Problem>
Please repeat all of the lines that follow, exactly as written.

Material to process>
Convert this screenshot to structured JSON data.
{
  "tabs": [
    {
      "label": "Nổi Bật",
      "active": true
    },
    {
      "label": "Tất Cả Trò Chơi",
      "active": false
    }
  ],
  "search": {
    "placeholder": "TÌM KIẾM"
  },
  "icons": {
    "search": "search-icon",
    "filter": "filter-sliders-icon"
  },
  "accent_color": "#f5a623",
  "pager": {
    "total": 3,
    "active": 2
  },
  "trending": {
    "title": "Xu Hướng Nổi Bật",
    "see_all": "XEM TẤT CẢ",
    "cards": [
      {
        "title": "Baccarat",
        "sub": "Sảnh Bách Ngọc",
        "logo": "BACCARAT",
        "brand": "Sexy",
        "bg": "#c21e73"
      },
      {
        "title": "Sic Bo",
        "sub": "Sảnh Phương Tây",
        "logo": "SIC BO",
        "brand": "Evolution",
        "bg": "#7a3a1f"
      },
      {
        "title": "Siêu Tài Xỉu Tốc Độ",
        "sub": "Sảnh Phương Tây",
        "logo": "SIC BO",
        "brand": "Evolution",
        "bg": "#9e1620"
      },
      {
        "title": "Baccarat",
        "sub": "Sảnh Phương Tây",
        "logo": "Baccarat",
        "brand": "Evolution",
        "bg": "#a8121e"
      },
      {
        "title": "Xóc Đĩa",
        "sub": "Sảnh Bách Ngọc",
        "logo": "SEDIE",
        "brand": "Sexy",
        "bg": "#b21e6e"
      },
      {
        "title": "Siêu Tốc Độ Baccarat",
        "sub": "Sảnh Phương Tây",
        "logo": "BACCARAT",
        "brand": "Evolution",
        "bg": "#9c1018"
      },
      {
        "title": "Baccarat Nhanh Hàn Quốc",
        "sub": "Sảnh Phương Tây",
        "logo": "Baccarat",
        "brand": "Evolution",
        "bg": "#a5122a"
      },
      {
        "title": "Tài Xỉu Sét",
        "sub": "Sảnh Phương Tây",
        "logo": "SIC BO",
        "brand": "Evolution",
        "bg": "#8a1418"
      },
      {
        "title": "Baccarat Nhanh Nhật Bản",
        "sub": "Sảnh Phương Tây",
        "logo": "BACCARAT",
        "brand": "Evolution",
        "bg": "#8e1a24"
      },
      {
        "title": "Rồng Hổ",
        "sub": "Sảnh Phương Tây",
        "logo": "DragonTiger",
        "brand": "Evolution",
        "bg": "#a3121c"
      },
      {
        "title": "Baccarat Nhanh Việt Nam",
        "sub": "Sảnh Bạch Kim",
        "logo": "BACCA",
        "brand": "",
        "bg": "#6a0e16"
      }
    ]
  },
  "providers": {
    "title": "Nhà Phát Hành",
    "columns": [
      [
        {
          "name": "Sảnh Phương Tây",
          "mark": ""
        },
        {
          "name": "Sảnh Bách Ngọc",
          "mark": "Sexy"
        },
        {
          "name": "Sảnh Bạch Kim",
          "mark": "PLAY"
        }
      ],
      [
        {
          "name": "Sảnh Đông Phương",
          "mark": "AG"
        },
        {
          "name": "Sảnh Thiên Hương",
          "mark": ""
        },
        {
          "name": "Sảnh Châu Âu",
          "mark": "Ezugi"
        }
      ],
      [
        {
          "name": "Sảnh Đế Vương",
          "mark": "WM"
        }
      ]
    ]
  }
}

The answer>
Convert this screenshot to structured JSON data.
{
  "tabs": [
    {
      "label": "Nổi Bật",
      "active": true
    },
    {
      "label": "Tất Cả Trò Chơi",
      "active": false
    }
  ],
  "search": {
    "placeholder": "TÌM KIẾM"
  },
  "icons": {
    "search": "search-icon",
    "filter": "filter-sliders-icon"
  },
  "accent_color": "#f5a623",
  "pager": {
    "total": 3,
    "active": 2
  },
  "trending": {
    "title": "Xu Hướng Nổi Bật",
    "see_all": "XEM TẤT CẢ",
    "cards": [
      {
        "title": "Baccarat",
        "sub": "Sảnh Bách Ngọc",
        "logo": "BACCARAT",
        "brand": "Sexy",
        "bg": "#c21e73"
      },
      {
        "title": "Sic Bo",
        "sub": "Sảnh Phương Tây",
        "logo": "SIC BO",
        "brand": "Evolution",
        "bg": "#7a3a1f"
      },
      {
        "title": "Siêu Tài Xỉu Tốc Độ",
        "sub": "Sảnh Phương Tây",
        "logo": "SIC BO",
        "brand": "Evolution",
        "bg": "#9e1620"
      },
      {
        "title": "Baccarat",
        "sub": "Sảnh Phương Tây",
        "logo": "Baccarat",
        "brand": "Evolution",
        "bg": "#a8121e"
      },
      {
        "title": "Xóc Đĩa",
        "sub": "Sảnh Bách Ngọc",
        "logo": "SEDIE",
        "brand": "Sexy",
        "bg": "#b21e6e"
      },
      {
        "title": "Siêu Tốc Độ Baccarat",
        "sub": "Sảnh Phương Tây",
        "logo": "BACCARAT",
        "brand": "Evolution",
        "bg": "#9c1018"
      },
      {
        "title": "Baccarat Nhanh Hàn Quốc",
        "sub": "Sảnh Phương Tây",
        "logo": "Baccarat",
        "brand": "Evolution",
        "bg": "#a5122a"
      },
      {
        "title": "Tài Xỉu Sét",
        "sub": "Sảnh Phương Tây",
        "logo": "SIC BO",
        "brand": "Evolution",
        "bg": "#8a1418"
      },
      {
        "title": "Baccarat Nhanh Nhật Bản",
        "sub": "Sảnh Phương Tây",
        "logo": "BACCARAT",
        "brand": "Evolution",
        "bg": "#8e1a24"
      },
      {
        "title": "Rồng Hổ",
        "sub": "Sảnh Phương Tây",
        "logo": "DragonTiger",
        "brand": "Evolution",
        "bg": "#a3121c"
      },
      {
        "title": "Baccarat Nhanh Việt Nam",
        "sub": "Sảnh Bạch Kim",
        "logo": "BACCA",
        "brand": "",
        "bg": "#6a0e16"
      }
    ]
  },
  "providers": {
    "title": "Nhà Phát Hành",
    "columns": [
      [
        {
          "name": "Sảnh Phương Tây",
          "mark": ""
        },
        {
          "name": "Sảnh Bách Ngọc",
          "mark": "Sexy"
        },
        {
          "name": "Sảnh Bạch Kim",
          "mark": "PLAY"
        }
      ],
      [
        {
          "name": "Sảnh Đông Phương",
          "mark": "AG"
        },
        {
          "name": "Sảnh Thiên Hương",
          "mark": ""
        },
        {
          "name": "Sảnh Châu Âu",
          "mark": "Ezugi"
        }
      ],
      [
        {
          "name": "Sảnh Đế Vương",
          "mark": "WM"
        }
      ]
    ]
  }
}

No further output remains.